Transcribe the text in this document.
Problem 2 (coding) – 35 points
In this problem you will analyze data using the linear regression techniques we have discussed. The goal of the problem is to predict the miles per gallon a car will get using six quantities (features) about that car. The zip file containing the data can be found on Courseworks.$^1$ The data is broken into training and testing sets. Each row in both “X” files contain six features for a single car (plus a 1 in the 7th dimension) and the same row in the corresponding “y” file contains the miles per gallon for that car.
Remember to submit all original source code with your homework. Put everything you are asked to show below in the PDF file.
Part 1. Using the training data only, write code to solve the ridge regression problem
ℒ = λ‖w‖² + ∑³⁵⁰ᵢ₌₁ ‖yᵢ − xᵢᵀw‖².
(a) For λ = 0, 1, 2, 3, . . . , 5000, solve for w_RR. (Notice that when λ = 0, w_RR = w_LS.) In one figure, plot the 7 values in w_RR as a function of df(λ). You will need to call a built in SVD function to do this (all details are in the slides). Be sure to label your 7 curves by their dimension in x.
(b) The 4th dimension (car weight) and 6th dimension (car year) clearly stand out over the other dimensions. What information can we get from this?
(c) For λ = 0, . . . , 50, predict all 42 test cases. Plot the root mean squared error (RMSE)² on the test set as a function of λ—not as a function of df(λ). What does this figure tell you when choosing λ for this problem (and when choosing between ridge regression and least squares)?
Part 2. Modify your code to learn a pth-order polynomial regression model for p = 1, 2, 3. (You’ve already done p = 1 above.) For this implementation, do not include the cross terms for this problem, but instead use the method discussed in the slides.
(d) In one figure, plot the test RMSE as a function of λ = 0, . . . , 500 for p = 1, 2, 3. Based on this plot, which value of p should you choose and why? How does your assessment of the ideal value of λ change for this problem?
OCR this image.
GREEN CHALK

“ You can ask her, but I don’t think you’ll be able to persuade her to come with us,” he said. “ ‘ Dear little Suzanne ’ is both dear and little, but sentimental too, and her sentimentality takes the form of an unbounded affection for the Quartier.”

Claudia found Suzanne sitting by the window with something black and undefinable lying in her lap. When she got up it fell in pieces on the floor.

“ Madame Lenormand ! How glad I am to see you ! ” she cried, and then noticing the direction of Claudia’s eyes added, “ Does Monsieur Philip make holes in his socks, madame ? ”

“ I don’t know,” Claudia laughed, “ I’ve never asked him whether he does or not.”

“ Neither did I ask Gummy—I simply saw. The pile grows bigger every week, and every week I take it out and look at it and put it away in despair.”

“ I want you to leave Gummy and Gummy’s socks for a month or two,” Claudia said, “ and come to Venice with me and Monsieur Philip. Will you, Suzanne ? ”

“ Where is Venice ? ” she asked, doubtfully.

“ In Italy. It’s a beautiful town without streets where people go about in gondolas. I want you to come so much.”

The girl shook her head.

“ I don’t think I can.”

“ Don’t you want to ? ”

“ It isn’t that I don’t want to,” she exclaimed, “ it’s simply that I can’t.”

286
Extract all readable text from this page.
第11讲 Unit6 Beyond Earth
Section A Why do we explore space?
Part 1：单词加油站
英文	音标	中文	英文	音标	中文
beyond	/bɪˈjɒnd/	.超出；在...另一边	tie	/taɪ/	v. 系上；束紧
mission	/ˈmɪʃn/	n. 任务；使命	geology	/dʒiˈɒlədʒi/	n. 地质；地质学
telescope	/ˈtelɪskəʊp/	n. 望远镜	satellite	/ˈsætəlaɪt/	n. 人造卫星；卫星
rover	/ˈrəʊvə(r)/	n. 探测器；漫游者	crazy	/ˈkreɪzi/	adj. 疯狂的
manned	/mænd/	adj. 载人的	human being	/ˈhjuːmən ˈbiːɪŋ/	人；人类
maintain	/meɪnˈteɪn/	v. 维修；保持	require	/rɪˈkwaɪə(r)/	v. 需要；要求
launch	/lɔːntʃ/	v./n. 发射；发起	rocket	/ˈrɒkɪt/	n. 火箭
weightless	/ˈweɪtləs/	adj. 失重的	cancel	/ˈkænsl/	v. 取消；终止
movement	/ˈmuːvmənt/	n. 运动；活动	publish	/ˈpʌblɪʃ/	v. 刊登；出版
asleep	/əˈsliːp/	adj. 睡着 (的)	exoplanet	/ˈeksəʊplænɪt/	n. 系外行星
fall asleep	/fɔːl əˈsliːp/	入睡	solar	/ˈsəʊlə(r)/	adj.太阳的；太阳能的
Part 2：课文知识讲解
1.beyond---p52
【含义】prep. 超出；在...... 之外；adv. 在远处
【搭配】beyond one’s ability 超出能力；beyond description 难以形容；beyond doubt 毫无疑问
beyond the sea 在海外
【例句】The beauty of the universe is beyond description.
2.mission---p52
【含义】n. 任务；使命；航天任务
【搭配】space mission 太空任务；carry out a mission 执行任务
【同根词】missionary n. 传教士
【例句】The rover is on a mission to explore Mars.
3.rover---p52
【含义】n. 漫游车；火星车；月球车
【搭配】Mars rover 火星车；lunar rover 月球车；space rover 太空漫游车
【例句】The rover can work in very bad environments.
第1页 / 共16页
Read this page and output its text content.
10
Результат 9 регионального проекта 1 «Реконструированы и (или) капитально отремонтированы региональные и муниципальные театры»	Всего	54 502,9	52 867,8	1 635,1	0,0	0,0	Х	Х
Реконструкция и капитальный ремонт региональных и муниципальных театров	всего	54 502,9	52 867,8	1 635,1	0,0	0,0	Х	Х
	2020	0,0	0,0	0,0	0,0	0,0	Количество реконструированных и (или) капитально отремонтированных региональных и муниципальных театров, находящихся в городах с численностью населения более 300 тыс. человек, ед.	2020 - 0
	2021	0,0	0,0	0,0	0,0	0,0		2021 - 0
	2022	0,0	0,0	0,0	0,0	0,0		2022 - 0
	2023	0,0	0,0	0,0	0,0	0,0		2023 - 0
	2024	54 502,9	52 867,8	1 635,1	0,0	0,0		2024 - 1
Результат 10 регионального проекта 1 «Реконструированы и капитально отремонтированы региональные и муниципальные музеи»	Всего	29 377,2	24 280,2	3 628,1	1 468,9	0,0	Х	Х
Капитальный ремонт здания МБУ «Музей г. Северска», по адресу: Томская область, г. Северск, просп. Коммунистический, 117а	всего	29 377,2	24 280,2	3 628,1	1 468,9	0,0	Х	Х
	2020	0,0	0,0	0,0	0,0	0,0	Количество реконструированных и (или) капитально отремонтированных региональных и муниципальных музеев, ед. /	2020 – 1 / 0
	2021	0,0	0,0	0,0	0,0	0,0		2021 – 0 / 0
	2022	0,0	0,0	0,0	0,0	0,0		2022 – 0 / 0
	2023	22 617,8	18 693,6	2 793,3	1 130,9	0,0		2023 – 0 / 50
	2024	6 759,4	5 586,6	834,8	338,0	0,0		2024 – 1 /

=======

_Your instructions_
Among the entries above, how many lines hold the word "asked"? Reply with only that number.

_The reply_
3